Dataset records
* Start *
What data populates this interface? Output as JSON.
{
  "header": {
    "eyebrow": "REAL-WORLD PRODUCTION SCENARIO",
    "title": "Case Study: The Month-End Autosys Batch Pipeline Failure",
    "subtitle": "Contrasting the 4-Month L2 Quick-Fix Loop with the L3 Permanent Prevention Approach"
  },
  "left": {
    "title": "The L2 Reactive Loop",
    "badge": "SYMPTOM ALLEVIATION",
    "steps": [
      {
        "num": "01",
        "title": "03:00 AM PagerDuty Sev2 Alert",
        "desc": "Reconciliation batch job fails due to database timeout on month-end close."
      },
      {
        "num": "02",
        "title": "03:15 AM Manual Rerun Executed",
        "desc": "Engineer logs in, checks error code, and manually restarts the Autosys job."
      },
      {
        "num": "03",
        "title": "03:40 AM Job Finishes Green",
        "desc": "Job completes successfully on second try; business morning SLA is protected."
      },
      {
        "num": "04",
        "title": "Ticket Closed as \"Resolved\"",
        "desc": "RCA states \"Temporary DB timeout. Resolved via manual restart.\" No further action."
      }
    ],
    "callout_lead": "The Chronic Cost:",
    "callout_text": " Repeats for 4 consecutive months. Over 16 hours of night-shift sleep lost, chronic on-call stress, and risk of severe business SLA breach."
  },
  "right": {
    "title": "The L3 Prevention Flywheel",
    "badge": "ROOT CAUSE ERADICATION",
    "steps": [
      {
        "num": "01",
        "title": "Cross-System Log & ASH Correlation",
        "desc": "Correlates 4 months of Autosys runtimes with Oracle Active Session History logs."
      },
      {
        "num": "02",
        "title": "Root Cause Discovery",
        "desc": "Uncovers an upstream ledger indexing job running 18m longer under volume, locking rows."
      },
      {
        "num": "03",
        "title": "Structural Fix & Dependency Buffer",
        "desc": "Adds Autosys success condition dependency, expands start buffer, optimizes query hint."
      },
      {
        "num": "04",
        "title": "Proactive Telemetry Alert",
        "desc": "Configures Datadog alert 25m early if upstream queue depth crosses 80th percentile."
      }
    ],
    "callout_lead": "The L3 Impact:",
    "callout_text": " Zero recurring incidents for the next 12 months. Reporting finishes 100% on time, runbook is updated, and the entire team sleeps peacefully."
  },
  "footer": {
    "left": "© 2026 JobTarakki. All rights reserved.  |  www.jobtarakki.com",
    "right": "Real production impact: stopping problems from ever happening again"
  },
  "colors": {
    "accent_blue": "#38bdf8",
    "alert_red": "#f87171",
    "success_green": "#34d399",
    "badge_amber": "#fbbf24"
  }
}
* End *
_WHAT THIS TASK INVOLVES_:
All of the material must be reproduced exactly.

_FINISHED TASK_:
What data populates this interface? Output as JSON.
{
  "header": {
    "eyebrow": "REAL-WORLD PRODUCTION SCENARIO",
    "title": "Case Study: The Month-End Autosys Batch Pipeline Failure",
    "subtitle": "Contrasting the 4-Month L2 Quick-Fix Loop with the L3 Permanent Prevention Approach"
  },
  "left": {
    "title": "The L2 Reactive Loop",
    "badge": "SYMPTOM ALLEVIATION",
    "steps": [
      {
        "num": "01",
        "title": "03:00 AM PagerDuty Sev2 Alert",
        "desc": "Reconciliation batch job fails due to database timeout on month-end close."
      },
      {
        "num": "02",
        "title": "03:15 AM Manual Rerun Executed",
        "desc": "Engineer logs in, checks error code, and manually restarts the Autosys job."
      },
      {
        "num": "03",
        "title": "03:40 AM Job Finishes Green",
        "desc": "Job completes successfully on second try; business morning SLA is protected."
      },
      {
        "num": "04",
        "title": "Ticket Closed as \"Resolved\"",
        "desc": "RCA states \"Temporary DB timeout. Resolved via manual restart.\" No further action."
      }
    ],
    "callout_lead": "The Chronic Cost:",
    "callout_text": " Repeats for 4 consecutive months. Over 16 hours of night-shift sleep lost, chronic on-call stress, and risk of severe business SLA breach."
  },
  "right": {
    "title": "The L3 Prevention Flywheel",
    "badge": "ROOT CAUSE ERADICATION",
    "steps": [
      {
        "num": "01",
        "title": "Cross-System Log & ASH Correlation",
        "desc": "Correlates 4 months of Autosys runtimes with Oracle Active Session History logs."
      },
      {
        "num": "02",
        "title": "Root Cause Discovery",
        "desc": "Uncovers an upstream ledger indexing job running 18m longer under volume, locking rows."
      },
      {
        "num": "03",
        "title": "Structural Fix & Dependency Buffer",
        "desc": "Adds Autosys success condition dependency, expands start buffer, optimizes query hint."
      },
      {
        "num": "04",
        "title": "Proactive Telemetry Alert",
        "desc": "Configures Datadog alert 25m early if upstream queue depth crosses 80th percentile."
      }
    ],
    "callout_lead": "The L3 Impact:",
    "callout_text": " Zero recurring incidents for the next 12 months. Reporting finishes 100% on time, runbook is updated, and the entire team sleeps peacefully."
  },
  "footer": {
    "left": "© 2026 JobTarakki. All rights reserved.  |  www.jobtarakki.com",
    "right": "Real production impact: stopping problems from ever happening again"
  },
  "colors": {
    "accent_blue": "#38bdf8",
    "alert_red": "#f87171",
    "success_green": "#34d399",
    "badge_amber": "#fbbf24"
  }
}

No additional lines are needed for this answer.